▶ _Deine Aufgaben_
(a) Zu welchem Datum wird laut Textblock die Kündigung des Kämmerers wirksam?
(b) Kopiere aus dem Textblock wortgetreu den Abschnitt von „Hainichen ist ohne“ bis „veröffentlicht worden war.“.

▶ _Textblock_
- - -

Hainichen ist ohne Finanzchef

Der Kämmerer muss nach vier Monaten wieder gehen. Die Stelle ist neu ausgeschrieben, dennoch droht ein Nothaushalt.

Hainichen.

In nichtöffentlicher Sitzung hat der Hainichener Stadtrat die Entlassung von Kämmerer Thomas Sauer ohne Gegenstimme beschlossen. Dies erklärte Bürgermeister Dieter Greysinger (SPD), nachdem im neuem Amtsblatt bereits eine Stellenausschreibung für einen neuen Finanzchef der Kommune veröffentlicht worden war.

"Wir haben uns auf eine Kündigung im gegenseitigen Einvernehmen verständigt", erklärte Greysinger, der die Gründe für die Entlassung nicht nennen wollte. Allerdings räumte er ein, dass die Arbeit am Haushalt für 2020 noch gar nicht begonnen wurde. Die Kündigung erfolge innerhalb der halbjährigen Probezeit und werde zum 31. Oktober wirksam. Sauer ist schon nicht mehr im Rathaus tätig, laut Greysinger krankheits- und urlaubsbedingt und war daher auch für Pressenachfragen nicht erreichbar.

Sauer hatte die Stelle erst am 1. Juli angetreten. Er war von seinem Vorgänger Thomas Scheumann eingearbeitet worden, der nach sieben Jahren die Verwaltung der Gellertstadt verlassen hatte und seitdem Hauptamtsleiter der Gemeinde Niederwiesa ist. Schauer, Jahrgang 1964, ist Diplom-Kaufmann und kommt aus der Region Dresden.

- - -

▶ _Die Daten_
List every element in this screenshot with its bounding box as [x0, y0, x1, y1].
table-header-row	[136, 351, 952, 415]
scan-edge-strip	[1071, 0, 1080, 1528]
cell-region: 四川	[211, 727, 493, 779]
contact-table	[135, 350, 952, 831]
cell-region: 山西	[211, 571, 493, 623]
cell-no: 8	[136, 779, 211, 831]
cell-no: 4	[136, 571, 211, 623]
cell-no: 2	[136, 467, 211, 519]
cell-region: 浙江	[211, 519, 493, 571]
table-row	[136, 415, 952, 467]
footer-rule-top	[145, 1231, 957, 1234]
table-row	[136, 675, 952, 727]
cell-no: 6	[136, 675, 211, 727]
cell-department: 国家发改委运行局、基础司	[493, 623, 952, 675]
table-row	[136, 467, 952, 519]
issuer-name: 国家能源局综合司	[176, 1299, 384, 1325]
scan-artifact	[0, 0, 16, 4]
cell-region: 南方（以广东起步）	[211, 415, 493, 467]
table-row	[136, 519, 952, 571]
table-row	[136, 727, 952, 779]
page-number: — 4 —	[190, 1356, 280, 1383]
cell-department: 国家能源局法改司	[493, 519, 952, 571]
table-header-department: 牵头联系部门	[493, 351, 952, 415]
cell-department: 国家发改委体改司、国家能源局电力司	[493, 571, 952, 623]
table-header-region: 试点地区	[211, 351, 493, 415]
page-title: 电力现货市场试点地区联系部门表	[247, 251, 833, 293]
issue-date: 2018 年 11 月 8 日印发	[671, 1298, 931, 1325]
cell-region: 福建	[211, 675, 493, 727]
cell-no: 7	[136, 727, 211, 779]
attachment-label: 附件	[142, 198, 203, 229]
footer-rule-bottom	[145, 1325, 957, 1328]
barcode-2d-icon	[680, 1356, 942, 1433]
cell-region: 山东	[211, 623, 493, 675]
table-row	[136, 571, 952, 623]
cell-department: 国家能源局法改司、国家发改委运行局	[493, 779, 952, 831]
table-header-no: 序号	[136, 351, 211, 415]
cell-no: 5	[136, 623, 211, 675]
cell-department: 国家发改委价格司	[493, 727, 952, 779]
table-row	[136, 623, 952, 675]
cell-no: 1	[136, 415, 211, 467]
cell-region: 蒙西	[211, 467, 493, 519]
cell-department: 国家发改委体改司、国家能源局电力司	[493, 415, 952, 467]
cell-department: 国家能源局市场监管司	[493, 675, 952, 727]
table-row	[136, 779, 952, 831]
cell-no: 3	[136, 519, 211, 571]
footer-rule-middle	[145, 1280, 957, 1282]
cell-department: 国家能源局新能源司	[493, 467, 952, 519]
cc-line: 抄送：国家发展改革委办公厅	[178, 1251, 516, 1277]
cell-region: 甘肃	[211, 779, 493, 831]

- - -

▶ _Ergebnisse_
(a) Zum 31. Oktober.

(b)
Hainichen ist ohne Finanzchef

Der Kämmerer muss nach vier Monaten wieder gehen. Die Stelle ist neu ausgeschrieben, dennoch droht ein Nothaushalt.

Hainichen.

In nichtöffentlicher Sitzung hat der Hainichener Stadtrat die Entlassung von Kämmerer Thomas Sauer ohne Gegenstimme beschlossen. Dies erklärte Bürgermeister Dieter Greysinger (SPD), nachdem im neuem Amtsblatt bereits eine Stellenausschreibung für einen neuen Finanzchef der Kommune veröffentlicht worden war.